## Given task
Retype the records below word for word and omit any image.
*-*-*
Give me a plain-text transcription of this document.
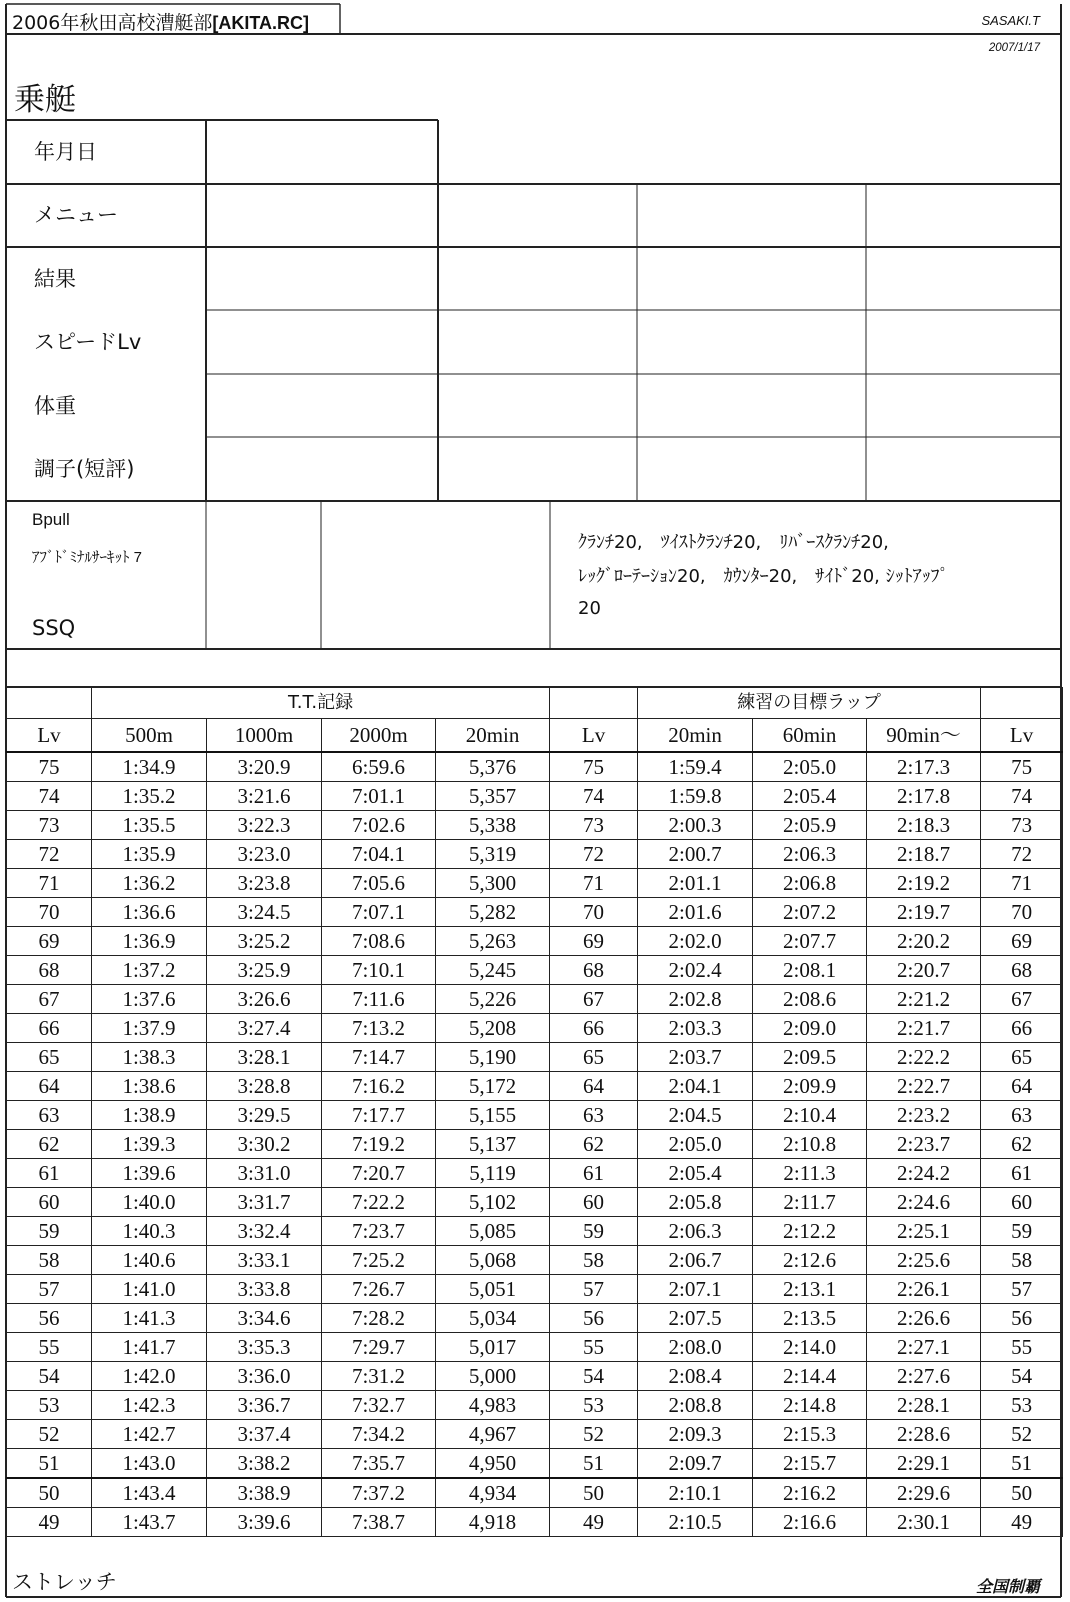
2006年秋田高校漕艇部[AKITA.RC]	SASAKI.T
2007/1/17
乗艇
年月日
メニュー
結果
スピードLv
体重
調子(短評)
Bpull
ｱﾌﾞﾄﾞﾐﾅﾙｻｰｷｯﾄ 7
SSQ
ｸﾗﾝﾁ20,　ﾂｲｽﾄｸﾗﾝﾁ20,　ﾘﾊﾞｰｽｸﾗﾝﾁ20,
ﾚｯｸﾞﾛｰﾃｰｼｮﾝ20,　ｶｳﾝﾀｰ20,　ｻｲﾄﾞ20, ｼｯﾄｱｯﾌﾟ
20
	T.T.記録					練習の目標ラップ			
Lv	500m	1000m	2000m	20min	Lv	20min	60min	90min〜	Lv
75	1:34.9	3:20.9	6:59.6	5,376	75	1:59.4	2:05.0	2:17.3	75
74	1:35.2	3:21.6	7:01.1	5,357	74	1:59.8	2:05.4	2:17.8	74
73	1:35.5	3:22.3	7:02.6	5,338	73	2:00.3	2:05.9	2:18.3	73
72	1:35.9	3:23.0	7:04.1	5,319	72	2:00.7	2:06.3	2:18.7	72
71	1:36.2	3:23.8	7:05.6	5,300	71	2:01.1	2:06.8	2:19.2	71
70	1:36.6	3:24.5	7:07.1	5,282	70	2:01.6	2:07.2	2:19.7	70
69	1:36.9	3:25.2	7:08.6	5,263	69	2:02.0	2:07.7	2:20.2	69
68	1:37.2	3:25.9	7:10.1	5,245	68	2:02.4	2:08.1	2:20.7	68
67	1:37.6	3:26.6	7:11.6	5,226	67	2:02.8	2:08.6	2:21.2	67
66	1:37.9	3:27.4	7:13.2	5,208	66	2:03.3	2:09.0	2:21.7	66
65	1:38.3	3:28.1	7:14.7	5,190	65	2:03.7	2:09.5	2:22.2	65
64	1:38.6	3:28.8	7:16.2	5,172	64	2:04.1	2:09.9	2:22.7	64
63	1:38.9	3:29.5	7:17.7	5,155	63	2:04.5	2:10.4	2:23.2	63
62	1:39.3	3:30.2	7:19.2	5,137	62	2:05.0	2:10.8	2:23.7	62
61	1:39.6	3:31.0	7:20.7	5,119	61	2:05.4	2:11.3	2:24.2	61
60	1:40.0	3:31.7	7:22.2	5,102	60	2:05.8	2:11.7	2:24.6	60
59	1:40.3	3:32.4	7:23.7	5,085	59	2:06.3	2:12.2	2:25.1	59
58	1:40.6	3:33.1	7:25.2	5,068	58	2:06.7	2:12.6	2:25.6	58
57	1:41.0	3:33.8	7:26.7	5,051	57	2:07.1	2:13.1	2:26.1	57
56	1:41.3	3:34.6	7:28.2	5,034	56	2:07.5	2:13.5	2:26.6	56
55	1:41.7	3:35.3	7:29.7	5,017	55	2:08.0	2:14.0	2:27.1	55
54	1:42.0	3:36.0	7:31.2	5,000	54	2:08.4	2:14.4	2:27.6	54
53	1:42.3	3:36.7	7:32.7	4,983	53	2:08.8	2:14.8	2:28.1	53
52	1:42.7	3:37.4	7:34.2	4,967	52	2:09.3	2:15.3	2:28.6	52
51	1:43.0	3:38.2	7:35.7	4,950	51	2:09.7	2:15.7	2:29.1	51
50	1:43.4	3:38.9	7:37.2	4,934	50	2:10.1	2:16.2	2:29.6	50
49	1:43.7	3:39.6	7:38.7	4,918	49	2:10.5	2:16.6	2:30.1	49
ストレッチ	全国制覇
*-*-*
## Answer below
Give me a plain-text transcription of this document.
2006年秋田高校漕艇部[AKITA.RC]	SASAKI.T
2007/1/17
乗艇
年月日
メニュー
結果
スピードLv
体重
調子(短評)
Bpull
ｱﾌﾞﾄﾞﾐﾅﾙｻｰｷｯﾄ 7
SSQ
ｸﾗﾝﾁ20,　ﾂｲｽﾄｸﾗﾝﾁ20,　ﾘﾊﾞｰｽｸﾗﾝﾁ20,
ﾚｯｸﾞﾛｰﾃｰｼｮﾝ20,　ｶｳﾝﾀｰ20,　ｻｲﾄﾞ20, ｼｯﾄｱｯﾌﾟ
20
	T.T.記録					練習の目標ラップ			
Lv	500m	1000m	2000m	20min	Lv	20min	60min	90min〜	Lv
75	1:34.9	3:20.9	6:59.6	5,376	75	1:59.4	2:05.0	2:17.3	75
74	1:35.2	3:21.6	7:01.1	5,357	74	1:59.8	2:05.4	2:17.8	74
73	1:35.5	3:22.3	7:02.6	5,338	73	2:00.3	2:05.9	2:18.3	73
72	1:35.9	3:23.0	7:04.1	5,319	72	2:00.7	2:06.3	2:18.7	72
71	1:36.2	3:23.8	7:05.6	5,300	71	2:01.1	2:06.8	2:19.2	71
70	1:36.6	3:24.5	7:07.1	5,282	70	2:01.6	2:07.2	2:19.7	70
69	1:36.9	3:25.2	7:08.6	5,263	69	2:02.0	2:07.7	2:20.2	69
68	1:37.2	3:25.9	7:10.1	5,245	68	2:02.4	2:08.1	2:20.7	68
67	1:37.6	3:26.6	7:11.6	5,226	67	2:02.8	2:08.6	2:21.2	67
66	1:37.9	3:27.4	7:13.2	5,208	66	2:03.3	2:09.0	2:21.7	66
65	1:38.3	3:28.1	7:14.7	5,190	65	2:03.7	2:09.5	2:22.2	65
64	1:38.6	3:28.8	7:16.2	5,172	64	2:04.1	2:09.9	2:22.7	64
63	1:38.9	3:29.5	7:17.7	5,155	63	2:04.5	2:10.4	2:23.2	63
62	1:39.3	3:30.2	7:19.2	5,137	62	2:05.0	2:10.8	2:23.7	62
61	1:39.6	3:31.0	7:20.7	5,119	61	2:05.4	2:11.3	2:24.2	61
60	1:40.0	3:31.7	7:22.2	5,102	60	2:05.8	2:11.7	2:24.6	60
59	1:40.3	3:32.4	7:23.7	5,085	59	2:06.3	2:12.2	2:25.1	59
58	1:40.6	3:33.1	7:25.2	5,068	58	2:06.7	2:12.6	2:25.6	58
57	1:41.0	3:33.8	7:26.7	5,051	57	2:07.1	2:13.1	2:26.1	57
56	1:41.3	3:34.6	7:28.2	5,034	56	2:07.5	2:13.5	2:26.6	56
55	1:41.7	3:35.3	7:29.7	5,017	55	2:08.0	2:14.0	2:27.1	55
54	1:42.0	3:36.0	7:31.2	5,000	54	2:08.4	2:14.4	2:27.6	54
53	1:42.3	3:36.7	7:32.7	4,983	53	2:08.8	2:14.8	2:28.1	53
52	1:42.7	3:37.4	7:34.2	4,967	52	2:09.3	2:15.3	2:28.6	52
51	1:43.0	3:38.2	7:35.7	4,950	51	2:09.7	2:15.7	2:29.1	51
50	1:43.4	3:38.9	7:37.2	4,934	50	2:10.1	2:16.2	2:29.6	50
49	1:43.7	3:39.6	7:38.7	4,918	49	2:10.5	2:16.6	2:30.1	49
ストレッチ	全国制覇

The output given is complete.